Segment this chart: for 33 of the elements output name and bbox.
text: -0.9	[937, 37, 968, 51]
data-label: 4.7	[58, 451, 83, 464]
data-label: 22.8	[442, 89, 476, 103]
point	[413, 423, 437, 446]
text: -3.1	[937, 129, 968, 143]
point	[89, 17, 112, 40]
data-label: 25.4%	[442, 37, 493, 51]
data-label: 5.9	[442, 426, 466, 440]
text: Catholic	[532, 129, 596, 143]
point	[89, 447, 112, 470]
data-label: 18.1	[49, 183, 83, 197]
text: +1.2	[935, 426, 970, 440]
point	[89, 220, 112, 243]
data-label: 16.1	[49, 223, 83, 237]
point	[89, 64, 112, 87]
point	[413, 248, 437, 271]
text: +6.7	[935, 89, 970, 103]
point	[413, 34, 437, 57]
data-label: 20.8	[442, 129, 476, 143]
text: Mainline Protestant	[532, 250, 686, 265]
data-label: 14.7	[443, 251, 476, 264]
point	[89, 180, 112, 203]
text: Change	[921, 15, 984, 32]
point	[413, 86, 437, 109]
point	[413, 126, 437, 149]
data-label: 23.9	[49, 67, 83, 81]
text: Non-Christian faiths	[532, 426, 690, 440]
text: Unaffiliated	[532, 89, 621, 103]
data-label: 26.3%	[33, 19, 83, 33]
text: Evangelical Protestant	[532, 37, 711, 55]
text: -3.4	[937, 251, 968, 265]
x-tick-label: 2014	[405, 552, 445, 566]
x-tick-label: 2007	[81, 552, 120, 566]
^^^^^^^^
▸ WHAT THIS TASK INVOLVES:
Could you give these lines again with "Unaffiliated" changed to "Religiously unaffiliated" and everything else left as it is?

▸ TASK ANSWER:
Segment this chart: for 33 of the elements output name and bbox.
text: -0.9	[937, 37, 968, 51]
data-label: 4.7	[58, 451, 83, 464]
data-label: 22.8	[442, 89, 476, 103]
point	[413, 423, 437, 446]
text: -3.1	[937, 129, 968, 143]
point	[89, 17, 112, 40]
data-label: 25.4%	[442, 37, 493, 51]
data-label: 5.9	[442, 426, 466, 440]
text: Catholic	[532, 129, 596, 143]
point	[89, 447, 112, 470]
data-label: 18.1	[49, 183, 83, 197]
text: +1.2	[935, 426, 970, 440]
point	[89, 220, 112, 243]
data-label: 16.1	[49, 223, 83, 237]
point	[89, 64, 112, 87]
point	[413, 248, 437, 271]
text: +6.7	[935, 89, 970, 103]
point	[413, 34, 437, 57]
data-label: 20.8	[442, 129, 476, 143]
text: Mainline Protestant	[532, 250, 686, 265]
data-label: 14.7	[443, 251, 476, 264]
point	[89, 180, 112, 203]
text: Change	[921, 15, 984, 32]
point	[413, 86, 437, 109]
point	[413, 126, 437, 149]
data-label: 23.9	[49, 67, 83, 81]
text: Non-Christian faiths	[532, 426, 690, 440]
text: Religiously unaffiliated	[532, 89, 621, 103]
data-label: 26.3%	[33, 19, 83, 33]
text: Evangelical Protestant	[532, 37, 711, 55]
text: -3.4	[937, 251, 968, 265]
x-tick-label: 2014	[405, 552, 445, 566]
x-tick-label: 2007	[81, 552, 120, 566]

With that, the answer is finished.